[Exercise brief]: In the listing that follows, how many lines contain the string "right"? Provide only the number.

[Records supplied]:
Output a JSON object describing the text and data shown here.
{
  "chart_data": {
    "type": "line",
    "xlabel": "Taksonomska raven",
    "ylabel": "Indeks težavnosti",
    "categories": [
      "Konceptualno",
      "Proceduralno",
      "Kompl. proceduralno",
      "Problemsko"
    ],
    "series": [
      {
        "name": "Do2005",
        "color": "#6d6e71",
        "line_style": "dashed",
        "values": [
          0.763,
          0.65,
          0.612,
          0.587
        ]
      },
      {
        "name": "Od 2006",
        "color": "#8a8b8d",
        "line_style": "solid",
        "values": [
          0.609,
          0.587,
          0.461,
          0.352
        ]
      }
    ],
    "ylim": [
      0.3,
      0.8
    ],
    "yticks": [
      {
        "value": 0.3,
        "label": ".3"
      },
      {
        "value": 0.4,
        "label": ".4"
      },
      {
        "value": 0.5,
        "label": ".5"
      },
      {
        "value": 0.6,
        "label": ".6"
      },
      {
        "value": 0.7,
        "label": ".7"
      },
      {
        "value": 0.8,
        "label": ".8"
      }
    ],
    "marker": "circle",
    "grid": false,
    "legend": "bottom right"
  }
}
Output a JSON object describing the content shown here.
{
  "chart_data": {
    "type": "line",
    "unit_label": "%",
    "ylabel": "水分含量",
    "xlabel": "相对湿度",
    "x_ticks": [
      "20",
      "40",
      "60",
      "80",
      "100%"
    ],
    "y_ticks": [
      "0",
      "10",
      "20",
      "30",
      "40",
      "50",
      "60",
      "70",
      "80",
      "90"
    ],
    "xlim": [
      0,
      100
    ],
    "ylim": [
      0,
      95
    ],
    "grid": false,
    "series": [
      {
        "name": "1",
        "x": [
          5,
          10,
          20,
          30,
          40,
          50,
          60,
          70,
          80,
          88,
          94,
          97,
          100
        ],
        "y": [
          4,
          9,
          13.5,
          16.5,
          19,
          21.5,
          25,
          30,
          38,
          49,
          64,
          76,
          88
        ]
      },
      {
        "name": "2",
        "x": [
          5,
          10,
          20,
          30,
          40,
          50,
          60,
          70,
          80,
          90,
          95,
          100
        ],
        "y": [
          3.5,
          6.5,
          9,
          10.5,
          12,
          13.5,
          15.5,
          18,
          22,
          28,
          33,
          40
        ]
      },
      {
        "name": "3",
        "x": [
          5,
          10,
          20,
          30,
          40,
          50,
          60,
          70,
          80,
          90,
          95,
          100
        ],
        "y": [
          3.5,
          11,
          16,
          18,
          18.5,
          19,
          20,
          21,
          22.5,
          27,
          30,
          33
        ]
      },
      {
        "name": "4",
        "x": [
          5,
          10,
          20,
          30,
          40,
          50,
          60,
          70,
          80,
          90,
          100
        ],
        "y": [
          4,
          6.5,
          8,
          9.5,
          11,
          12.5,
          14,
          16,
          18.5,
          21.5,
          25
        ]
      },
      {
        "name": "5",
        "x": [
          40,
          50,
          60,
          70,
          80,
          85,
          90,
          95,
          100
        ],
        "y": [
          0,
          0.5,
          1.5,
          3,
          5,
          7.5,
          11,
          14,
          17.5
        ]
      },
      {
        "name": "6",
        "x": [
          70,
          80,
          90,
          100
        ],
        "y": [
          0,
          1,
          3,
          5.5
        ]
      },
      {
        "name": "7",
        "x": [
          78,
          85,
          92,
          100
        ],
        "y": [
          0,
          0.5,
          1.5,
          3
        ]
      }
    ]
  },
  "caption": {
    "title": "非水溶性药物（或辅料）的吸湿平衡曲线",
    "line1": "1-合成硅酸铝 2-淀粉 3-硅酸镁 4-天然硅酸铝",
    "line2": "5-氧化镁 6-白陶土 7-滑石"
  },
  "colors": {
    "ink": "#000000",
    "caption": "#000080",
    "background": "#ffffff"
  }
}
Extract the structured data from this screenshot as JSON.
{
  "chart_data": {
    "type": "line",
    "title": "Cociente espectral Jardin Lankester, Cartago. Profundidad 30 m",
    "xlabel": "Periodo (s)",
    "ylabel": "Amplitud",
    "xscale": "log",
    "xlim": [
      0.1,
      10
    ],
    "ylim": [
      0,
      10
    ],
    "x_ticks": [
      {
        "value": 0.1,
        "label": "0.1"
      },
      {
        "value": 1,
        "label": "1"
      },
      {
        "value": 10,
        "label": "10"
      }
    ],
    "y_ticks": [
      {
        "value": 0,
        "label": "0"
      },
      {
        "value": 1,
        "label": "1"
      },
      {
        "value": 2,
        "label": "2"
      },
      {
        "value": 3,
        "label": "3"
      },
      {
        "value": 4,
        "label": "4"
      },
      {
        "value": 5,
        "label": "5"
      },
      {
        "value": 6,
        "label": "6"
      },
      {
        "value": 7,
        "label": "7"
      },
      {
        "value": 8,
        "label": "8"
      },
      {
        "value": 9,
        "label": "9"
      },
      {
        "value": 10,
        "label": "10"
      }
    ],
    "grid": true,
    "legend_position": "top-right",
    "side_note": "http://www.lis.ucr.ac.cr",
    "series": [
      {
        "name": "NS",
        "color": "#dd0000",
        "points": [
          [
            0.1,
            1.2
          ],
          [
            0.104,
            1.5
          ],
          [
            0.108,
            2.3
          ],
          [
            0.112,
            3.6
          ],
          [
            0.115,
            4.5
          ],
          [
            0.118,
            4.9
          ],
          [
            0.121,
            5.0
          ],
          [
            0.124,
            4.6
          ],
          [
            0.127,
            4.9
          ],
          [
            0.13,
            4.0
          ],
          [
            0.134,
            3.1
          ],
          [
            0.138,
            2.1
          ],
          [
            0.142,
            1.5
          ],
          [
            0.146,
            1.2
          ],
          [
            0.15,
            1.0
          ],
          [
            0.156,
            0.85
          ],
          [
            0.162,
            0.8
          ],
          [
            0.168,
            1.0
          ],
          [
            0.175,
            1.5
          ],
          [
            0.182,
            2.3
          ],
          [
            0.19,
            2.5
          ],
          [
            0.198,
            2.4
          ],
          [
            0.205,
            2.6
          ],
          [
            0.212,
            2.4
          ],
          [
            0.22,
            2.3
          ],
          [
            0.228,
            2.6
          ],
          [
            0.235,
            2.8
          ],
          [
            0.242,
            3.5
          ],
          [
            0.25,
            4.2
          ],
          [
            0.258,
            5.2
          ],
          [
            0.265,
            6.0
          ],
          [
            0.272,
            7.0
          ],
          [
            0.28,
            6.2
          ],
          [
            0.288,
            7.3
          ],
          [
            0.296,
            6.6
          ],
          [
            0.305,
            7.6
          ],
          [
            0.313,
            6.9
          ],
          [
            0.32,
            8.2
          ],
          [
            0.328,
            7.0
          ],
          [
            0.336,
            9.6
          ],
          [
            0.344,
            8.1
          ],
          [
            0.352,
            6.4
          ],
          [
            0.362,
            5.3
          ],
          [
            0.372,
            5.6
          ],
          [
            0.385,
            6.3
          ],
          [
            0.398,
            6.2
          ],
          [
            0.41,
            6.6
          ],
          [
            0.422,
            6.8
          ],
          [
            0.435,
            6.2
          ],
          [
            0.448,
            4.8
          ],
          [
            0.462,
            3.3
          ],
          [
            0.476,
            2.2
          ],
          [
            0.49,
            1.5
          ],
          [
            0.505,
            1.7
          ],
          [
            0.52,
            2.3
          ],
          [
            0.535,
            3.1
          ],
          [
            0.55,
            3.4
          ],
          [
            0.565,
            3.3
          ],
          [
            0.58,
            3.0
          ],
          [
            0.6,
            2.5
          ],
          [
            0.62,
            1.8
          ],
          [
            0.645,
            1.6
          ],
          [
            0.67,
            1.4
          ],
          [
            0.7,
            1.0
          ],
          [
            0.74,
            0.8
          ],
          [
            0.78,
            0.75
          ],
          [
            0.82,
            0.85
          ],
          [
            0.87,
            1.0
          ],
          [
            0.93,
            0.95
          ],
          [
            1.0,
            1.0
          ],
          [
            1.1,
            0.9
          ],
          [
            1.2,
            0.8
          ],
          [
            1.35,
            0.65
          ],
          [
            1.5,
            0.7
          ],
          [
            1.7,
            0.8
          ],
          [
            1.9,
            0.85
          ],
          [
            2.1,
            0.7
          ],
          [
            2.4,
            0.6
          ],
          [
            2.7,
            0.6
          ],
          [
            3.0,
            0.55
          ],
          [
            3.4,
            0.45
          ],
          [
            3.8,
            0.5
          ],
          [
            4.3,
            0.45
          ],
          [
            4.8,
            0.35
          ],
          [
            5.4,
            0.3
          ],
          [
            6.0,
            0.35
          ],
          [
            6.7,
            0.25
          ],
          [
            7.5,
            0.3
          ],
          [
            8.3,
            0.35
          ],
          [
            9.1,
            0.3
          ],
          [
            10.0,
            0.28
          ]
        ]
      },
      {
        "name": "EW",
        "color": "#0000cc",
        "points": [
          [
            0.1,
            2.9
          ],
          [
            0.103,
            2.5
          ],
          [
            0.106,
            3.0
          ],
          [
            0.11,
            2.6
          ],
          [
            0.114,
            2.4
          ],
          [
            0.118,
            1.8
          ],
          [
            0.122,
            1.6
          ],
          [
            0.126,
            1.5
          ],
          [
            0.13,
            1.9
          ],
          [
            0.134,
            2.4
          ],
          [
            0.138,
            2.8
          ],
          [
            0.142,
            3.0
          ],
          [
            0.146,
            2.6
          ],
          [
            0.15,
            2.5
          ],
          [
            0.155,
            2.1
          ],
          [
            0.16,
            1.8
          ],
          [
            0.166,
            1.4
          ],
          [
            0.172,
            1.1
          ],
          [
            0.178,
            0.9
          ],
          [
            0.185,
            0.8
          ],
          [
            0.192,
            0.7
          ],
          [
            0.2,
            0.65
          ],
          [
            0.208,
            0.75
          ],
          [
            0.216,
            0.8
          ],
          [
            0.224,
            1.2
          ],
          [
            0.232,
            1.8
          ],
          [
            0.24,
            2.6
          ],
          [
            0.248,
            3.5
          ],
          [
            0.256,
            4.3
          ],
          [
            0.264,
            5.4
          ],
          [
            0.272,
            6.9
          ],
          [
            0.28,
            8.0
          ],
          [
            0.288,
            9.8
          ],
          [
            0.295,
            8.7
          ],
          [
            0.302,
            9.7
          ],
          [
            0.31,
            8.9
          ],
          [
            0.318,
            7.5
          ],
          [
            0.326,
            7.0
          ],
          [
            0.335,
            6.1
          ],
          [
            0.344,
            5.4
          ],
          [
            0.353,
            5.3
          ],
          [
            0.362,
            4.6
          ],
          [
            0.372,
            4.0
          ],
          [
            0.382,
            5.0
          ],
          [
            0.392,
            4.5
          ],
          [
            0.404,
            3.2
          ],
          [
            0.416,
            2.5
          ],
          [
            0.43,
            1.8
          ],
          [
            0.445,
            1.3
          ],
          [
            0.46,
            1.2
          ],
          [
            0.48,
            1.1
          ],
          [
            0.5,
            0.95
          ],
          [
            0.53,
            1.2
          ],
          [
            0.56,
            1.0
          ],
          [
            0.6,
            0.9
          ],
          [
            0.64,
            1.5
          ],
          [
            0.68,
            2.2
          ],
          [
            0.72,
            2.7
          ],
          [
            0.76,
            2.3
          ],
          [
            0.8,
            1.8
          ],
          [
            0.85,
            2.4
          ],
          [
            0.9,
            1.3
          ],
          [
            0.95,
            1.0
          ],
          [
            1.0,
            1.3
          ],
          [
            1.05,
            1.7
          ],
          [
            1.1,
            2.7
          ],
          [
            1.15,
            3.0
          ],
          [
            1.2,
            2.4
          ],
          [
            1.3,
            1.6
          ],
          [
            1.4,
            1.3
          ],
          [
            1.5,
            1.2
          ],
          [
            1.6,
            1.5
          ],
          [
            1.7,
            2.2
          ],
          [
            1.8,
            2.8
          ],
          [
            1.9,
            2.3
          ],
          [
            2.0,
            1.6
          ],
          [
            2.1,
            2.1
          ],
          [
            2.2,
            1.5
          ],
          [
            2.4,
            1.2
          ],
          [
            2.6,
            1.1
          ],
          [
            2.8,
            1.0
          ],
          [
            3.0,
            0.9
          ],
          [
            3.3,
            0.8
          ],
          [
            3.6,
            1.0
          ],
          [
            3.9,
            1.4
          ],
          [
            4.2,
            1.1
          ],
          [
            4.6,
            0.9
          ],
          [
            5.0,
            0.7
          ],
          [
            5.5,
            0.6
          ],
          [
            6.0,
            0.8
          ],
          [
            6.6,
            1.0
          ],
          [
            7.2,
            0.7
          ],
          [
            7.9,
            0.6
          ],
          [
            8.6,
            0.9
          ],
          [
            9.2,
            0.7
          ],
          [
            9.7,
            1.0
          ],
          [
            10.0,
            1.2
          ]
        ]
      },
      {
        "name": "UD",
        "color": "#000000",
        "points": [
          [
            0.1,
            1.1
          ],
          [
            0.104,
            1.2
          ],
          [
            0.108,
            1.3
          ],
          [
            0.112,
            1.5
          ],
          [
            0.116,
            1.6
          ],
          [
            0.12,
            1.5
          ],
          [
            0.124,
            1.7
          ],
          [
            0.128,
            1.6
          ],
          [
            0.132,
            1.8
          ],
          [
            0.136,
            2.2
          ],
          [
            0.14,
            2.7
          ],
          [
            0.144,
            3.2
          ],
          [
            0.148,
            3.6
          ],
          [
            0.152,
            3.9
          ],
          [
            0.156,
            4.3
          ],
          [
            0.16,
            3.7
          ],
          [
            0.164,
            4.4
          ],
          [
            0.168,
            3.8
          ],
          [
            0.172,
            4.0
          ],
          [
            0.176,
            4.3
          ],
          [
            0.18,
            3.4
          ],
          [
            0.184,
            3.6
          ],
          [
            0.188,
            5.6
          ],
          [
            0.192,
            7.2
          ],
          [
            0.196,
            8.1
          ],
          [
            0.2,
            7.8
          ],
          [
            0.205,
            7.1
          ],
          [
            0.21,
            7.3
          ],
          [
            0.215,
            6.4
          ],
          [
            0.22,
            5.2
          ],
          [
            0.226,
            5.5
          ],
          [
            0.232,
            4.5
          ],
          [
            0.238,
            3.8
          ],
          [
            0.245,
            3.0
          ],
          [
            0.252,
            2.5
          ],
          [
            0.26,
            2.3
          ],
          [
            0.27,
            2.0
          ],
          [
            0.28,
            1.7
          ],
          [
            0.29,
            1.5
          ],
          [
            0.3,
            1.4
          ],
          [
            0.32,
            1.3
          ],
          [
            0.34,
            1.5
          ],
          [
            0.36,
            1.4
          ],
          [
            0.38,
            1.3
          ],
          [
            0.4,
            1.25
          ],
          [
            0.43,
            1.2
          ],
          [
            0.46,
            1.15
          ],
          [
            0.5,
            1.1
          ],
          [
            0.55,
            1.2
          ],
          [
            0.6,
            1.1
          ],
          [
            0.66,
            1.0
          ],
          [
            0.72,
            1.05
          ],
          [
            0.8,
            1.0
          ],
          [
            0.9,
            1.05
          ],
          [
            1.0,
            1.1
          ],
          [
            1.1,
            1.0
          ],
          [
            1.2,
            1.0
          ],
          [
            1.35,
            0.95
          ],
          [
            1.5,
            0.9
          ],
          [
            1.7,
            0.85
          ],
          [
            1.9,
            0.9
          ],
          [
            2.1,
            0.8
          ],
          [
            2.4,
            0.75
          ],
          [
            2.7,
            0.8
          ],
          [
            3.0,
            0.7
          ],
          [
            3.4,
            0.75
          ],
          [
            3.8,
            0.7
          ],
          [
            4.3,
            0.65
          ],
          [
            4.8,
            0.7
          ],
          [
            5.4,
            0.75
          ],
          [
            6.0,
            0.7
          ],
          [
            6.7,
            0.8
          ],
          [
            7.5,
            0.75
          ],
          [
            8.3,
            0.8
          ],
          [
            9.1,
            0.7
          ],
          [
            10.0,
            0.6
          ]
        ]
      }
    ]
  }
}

[Written solution]: 2